#### Fragment do przeczytania
Subaru Forester XT - w duchu lat 90.
Czy nowy samochód może zostać wykonany w duchu lat 90. i jeszcze być za to lubianym? Czy może nie posiadać wszystkich modnych dodatków? I wreszcie - czy wrażenia z jazdy mogą przyćmić wszystkie inne aspekty samochodu? Tego dowiecie się z naszego testu Subaru Forestera XT.
Zacząłem od stwierdzenia, że Subaru Forester XT został wykonany w duchu lat 90. Spieszę z wyjaśnieniami. Otóż odkąd SUV-y przestały być autami terenowymi, a stały się modnymi środkami transportu, coraz bardziej upodabniają się do samochodów osobowych. A samochody osobowe, jeśli mają się podobać, muszą wyglądać „dynamicznie”. To prowadzi nas do coraz mniejszych okien, bardziej płynnych linii nadwozia i zaciętych wyrazów twarzy - nawet jeśli za tym wyglądem nie idą sportowe osiągi.
I teraz spójrzmy na Forestera. Jest trochę pudełkowaty. Duże okna, dobra widoczność, spora kabina. Użytkowość tego auta jest stawiana nad pozerski wygląd. Ale testowa wersja to najmocniejsze XT, co wiąże się z bardziej masywnym przednim zderzakiem i dwoma końcówkami układu wydechowego. Gdzieś po drodze Forester zyskał modne lampy LED, podobne do tych z WRX STI i antenę w stylu płetwy rekina. Na tym jednak kończymy wszystkie smaczki. Blachy są raczej proste, a nadwozie optycznie wyższe niż szersze - choć liczby mówią, że różnica między tymi dwoma wartościami to zaledwie 6,3 cm.
Subaru - w kwestii stylizacji - niechętnie idzie naprzód i trzyma się raczej starszej szkoły projektowania, dodając jedynie to, co niezbędne, by zainteresować klienta.
########
#### Wiersze danych
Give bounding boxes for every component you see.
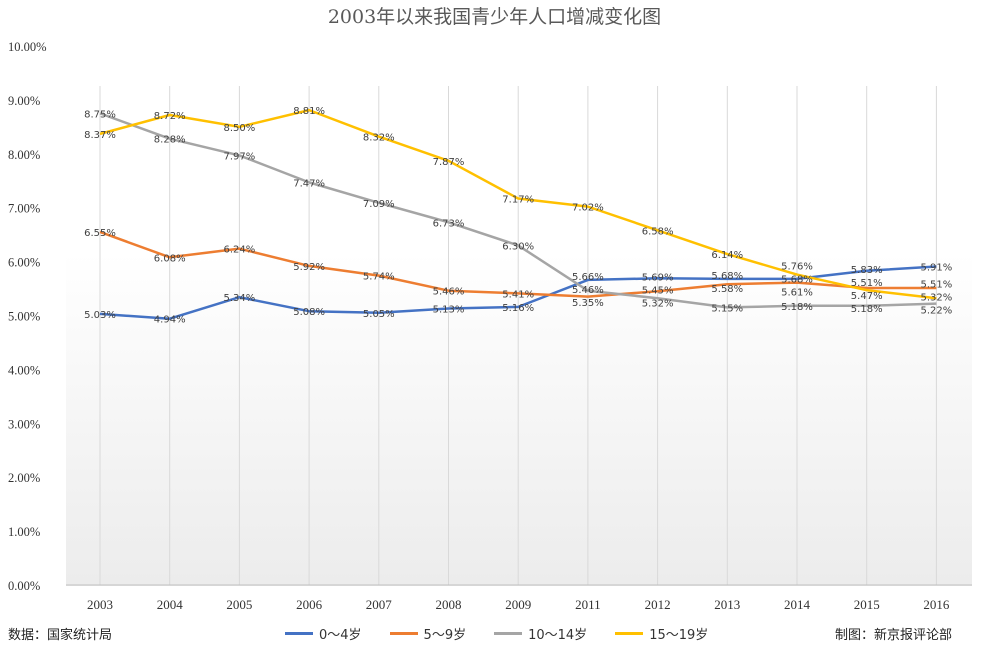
data-label: 5.51%: [921, 280, 953, 291]
y-tick-label: 6.00%: [8, 256, 40, 270]
data-label: 5.08%: [293, 307, 325, 318]
legend-label: 0～4岁: [319, 628, 362, 643]
data-label: 5.51%: [851, 278, 883, 289]
data-label: 5.83%: [851, 265, 883, 276]
data-label: 5.92%: [293, 262, 325, 273]
legend-item: 15～19岁: [615, 624, 708, 643]
data-label: 8.72%: [154, 111, 186, 122]
data-label: 7.87%: [433, 157, 465, 168]
legend-swatch: [615, 632, 644, 635]
x-tick-label: 2016: [923, 597, 950, 612]
line-chart: 2003 2004 2005 2006 2007 2008 2009 2011 2012 2013…: [8, 30, 972, 612]
source-note: 数据：国家统计局: [8, 628, 113, 643]
x-tick-label: 2008: [436, 597, 462, 612]
y-tick-label: 3.00%: [8, 417, 40, 431]
data-label: 5.46%: [572, 285, 604, 296]
y-tick-label: 1.00%: [8, 525, 40, 539]
series-line: [99, 108, 937, 300]
data-label: 5.03%: [84, 310, 116, 321]
x-tick-label: 2009: [505, 597, 531, 612]
y-tick-label: 0.00%: [8, 579, 40, 593]
data-label: 5.76%: [781, 262, 813, 273]
data-label: 6.58%: [642, 226, 674, 237]
data-label: 5.41%: [502, 289, 534, 300]
x-tick-label: 2015: [854, 597, 880, 612]
data-label: 7.09%: [363, 199, 395, 210]
data-label: 5.66%: [572, 272, 604, 283]
data-label: 8.50%: [224, 123, 256, 134]
data-label: 5.61%: [781, 288, 813, 299]
y-tick-label: 8.00%: [8, 148, 40, 162]
y-tick-label: 7.00%: [8, 202, 40, 216]
data-label: 6.73%: [433, 218, 465, 229]
data-label: 5.22%: [921, 306, 953, 317]
x-tick-label: 2012: [645, 597, 671, 612]
y-tick-label: 10.00%: [8, 40, 47, 54]
data-label: 5.74%: [363, 272, 395, 283]
x-tick-label: 2006: [296, 597, 323, 612]
data-label: 6.55%: [84, 228, 116, 239]
data-label: 5.69%: [642, 272, 674, 283]
x-tick-label: 2007: [366, 597, 393, 612]
chart-title: 2003年以来我国青少年人口增减变化图: [327, 6, 662, 28]
data-label: 8.75%: [84, 109, 116, 120]
data-label: 5.32%: [921, 293, 953, 304]
data-label: 8.37%: [84, 130, 116, 141]
data-label: 5.18%: [851, 304, 883, 315]
data-label: 7.02%: [572, 203, 604, 214]
data-label: 5.16%: [502, 303, 534, 314]
credit-note: 制图：新京报评论部: [835, 628, 953, 643]
data-label: 5.46%: [433, 287, 465, 298]
data-label: 6.14%: [711, 250, 743, 261]
data-label: 5.47%: [851, 291, 883, 302]
data-label: 5.91%: [921, 263, 953, 274]
data-label: 5.58%: [711, 284, 743, 295]
x-tick-label: 2014: [784, 597, 811, 612]
data-label: 4.94%: [154, 315, 186, 326]
data-label: 5.35%: [572, 298, 604, 309]
data-label: 5.32%: [642, 298, 674, 309]
data-label: 5.18%: [781, 302, 813, 313]
data-label: 5.13%: [433, 305, 465, 316]
data-label: 6.30%: [502, 241, 534, 252]
data-label: 5.15%: [711, 303, 743, 314]
data-label: 5.68%: [711, 271, 743, 282]
data-label: 8.28%: [154, 135, 186, 146]
legend-swatch: [494, 632, 523, 635]
data-label: 7.97%: [224, 151, 256, 162]
data-label: 5.05%: [363, 309, 395, 320]
y-tick-label: 5.00%: [8, 310, 40, 324]
data-label: 6.08%: [154, 253, 186, 264]
y-tick-label: 2.00%: [8, 471, 40, 485]
data-label: 5.45%: [642, 285, 674, 296]
data-label: 5.68%: [781, 275, 813, 286]
legend: 0～4岁 5～9岁 10～14岁 15～19岁: [285, 624, 708, 643]
data-label: 8.81%: [293, 106, 325, 117]
series-line: [99, 265, 937, 320]
legend-swatch: [389, 632, 418, 635]
data-label: 8.32%: [363, 133, 395, 144]
legend-item: 0～4岁: [285, 624, 362, 643]
legend-label: 15～19岁: [649, 628, 709, 643]
y-tick-label: 9.00%: [8, 94, 40, 108]
legend-swatch: [285, 632, 313, 635]
series-line: [99, 112, 937, 309]
x-tick-label: 2011: [575, 597, 601, 612]
x-tick-label: 2003: [87, 597, 113, 612]
y-tick-label: 4.00%: [8, 363, 40, 377]
legend-label: 10～14岁: [528, 628, 588, 643]
legend-item: 5～9岁: [389, 624, 467, 643]
data-label: 6.24%: [224, 245, 256, 256]
data-label: 7.17%: [502, 195, 534, 206]
x-tick-label: 2005: [226, 597, 252, 612]
legend-label: 5～9岁: [423, 628, 467, 643]
x-tick-label: 2004: [157, 597, 184, 612]
data-label: 7.47%: [293, 178, 325, 189]
series-line: [99, 230, 937, 298]
x-tick-label: 2013: [714, 597, 740, 612]
legend-item: 10～14岁: [494, 624, 587, 643]
data-label: 5.34%: [224, 293, 256, 304]
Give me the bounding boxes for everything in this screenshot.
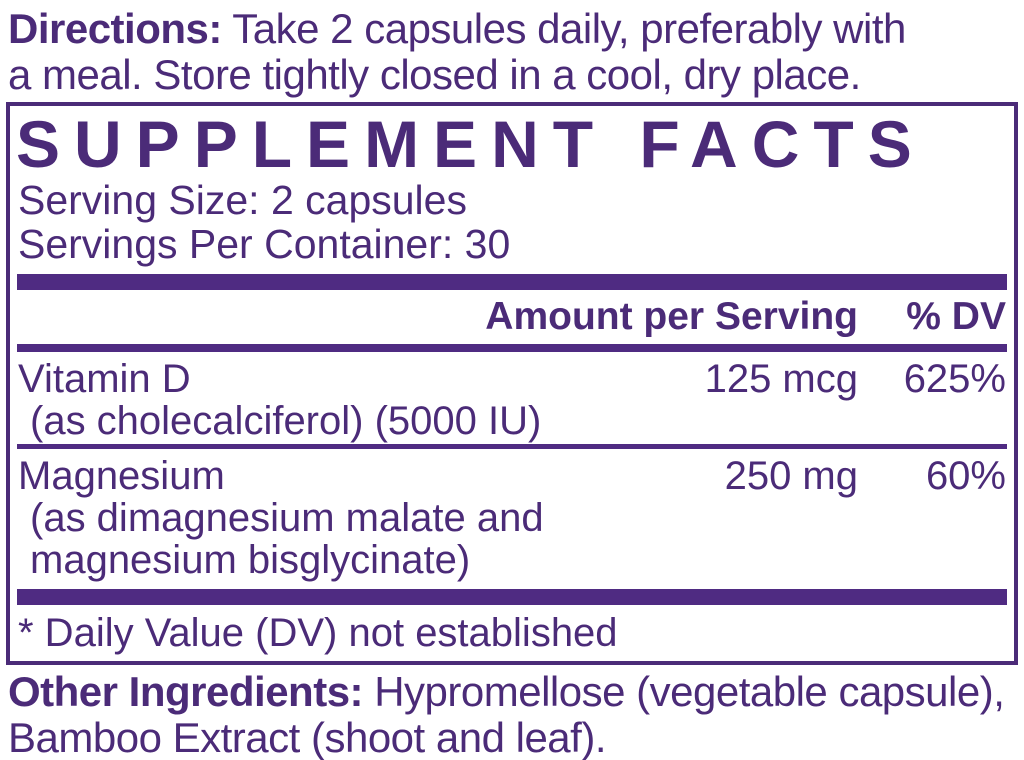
########
Opis zadania
Skopiuj dosłownie fragment tekstu o Subaru Foresterze XT, zaczynając od słów „Czy nowy samochód” i idąc dalej aż do słów „idą sportowe osiągi.”.

Odpowiedź
Czy nowy samochód może zostać wykonany w duchu lat 90. i jeszcze być za to lubianym? Czy może nie posiadać wszystkich modnych dodatków? I wreszcie - czy wrażenia z jazdy mogą przyćmić wszystkie inne aspekty samochodu? Tego dowiecie się z naszego testu Subaru Forestera XT.
Zacząłem od stwierdzenia, że Subaru Forester XT został wykonany w duchu lat 90. Spieszę z wyjaśnieniami. Otóż odkąd SUV-y przestały być autami terenowymi, a stały się modnymi środkami transportu, coraz bardziej upodabniają się do samochodów osobowych. A samochody osobowe, jeśli mają się podobać, muszą wyglądać „dynamicznie”. To prowadzi nas do coraz mniejszych okien, bardziej płynnych linii nadwozia i zaciętych wyrazów twarzy - nawet jeśli za tym wyglądem nie idą sportowe osiągi.